*DIRECTION*.
Extract each line where the string "JSON" shows up.

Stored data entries
========================================================================

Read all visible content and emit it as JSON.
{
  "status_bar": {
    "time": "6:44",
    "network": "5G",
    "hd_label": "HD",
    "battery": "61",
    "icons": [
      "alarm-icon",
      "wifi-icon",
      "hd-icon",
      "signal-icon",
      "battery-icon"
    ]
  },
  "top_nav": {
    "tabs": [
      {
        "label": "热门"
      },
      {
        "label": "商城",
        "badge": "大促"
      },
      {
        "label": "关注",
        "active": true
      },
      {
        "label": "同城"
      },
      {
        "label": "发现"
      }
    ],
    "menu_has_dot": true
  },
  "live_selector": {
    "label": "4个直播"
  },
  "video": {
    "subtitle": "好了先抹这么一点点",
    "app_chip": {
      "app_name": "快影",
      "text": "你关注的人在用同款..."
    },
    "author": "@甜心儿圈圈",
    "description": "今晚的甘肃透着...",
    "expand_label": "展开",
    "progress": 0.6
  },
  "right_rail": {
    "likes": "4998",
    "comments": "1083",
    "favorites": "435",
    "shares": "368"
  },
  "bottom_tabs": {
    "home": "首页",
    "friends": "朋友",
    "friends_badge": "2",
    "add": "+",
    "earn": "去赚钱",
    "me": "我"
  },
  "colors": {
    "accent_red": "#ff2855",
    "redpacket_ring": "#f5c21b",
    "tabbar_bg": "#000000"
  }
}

========================================================================

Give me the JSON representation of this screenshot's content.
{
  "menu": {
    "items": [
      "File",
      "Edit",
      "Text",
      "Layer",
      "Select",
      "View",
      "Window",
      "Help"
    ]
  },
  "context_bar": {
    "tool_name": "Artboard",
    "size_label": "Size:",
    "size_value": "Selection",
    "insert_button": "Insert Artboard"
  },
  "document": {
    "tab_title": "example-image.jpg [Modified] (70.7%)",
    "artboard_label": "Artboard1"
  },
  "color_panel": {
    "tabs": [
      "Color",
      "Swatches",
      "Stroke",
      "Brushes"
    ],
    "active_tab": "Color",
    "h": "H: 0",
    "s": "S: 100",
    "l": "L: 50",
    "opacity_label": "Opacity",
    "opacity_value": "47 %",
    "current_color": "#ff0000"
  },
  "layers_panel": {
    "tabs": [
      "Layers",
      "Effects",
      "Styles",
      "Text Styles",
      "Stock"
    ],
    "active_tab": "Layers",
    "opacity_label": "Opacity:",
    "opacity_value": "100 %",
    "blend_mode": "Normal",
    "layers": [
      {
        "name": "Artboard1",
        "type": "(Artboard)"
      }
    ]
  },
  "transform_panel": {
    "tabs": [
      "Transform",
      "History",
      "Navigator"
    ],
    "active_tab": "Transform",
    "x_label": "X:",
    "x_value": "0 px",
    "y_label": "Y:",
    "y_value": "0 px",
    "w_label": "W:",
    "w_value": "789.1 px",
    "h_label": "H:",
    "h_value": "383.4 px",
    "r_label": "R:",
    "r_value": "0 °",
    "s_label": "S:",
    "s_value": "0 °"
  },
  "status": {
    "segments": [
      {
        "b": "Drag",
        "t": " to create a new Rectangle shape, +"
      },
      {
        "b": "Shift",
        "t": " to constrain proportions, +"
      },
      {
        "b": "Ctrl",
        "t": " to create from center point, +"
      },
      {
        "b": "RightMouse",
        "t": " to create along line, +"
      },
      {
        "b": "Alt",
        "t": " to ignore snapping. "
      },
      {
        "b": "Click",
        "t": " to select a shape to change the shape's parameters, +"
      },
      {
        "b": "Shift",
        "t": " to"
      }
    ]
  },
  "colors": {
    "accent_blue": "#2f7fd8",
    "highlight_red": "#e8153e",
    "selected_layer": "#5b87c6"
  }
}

========================================================================

*WRITTEN ANSWER*.
Read all visible content and emit it as JSON.
Give me the JSON representation of this screenshot's content.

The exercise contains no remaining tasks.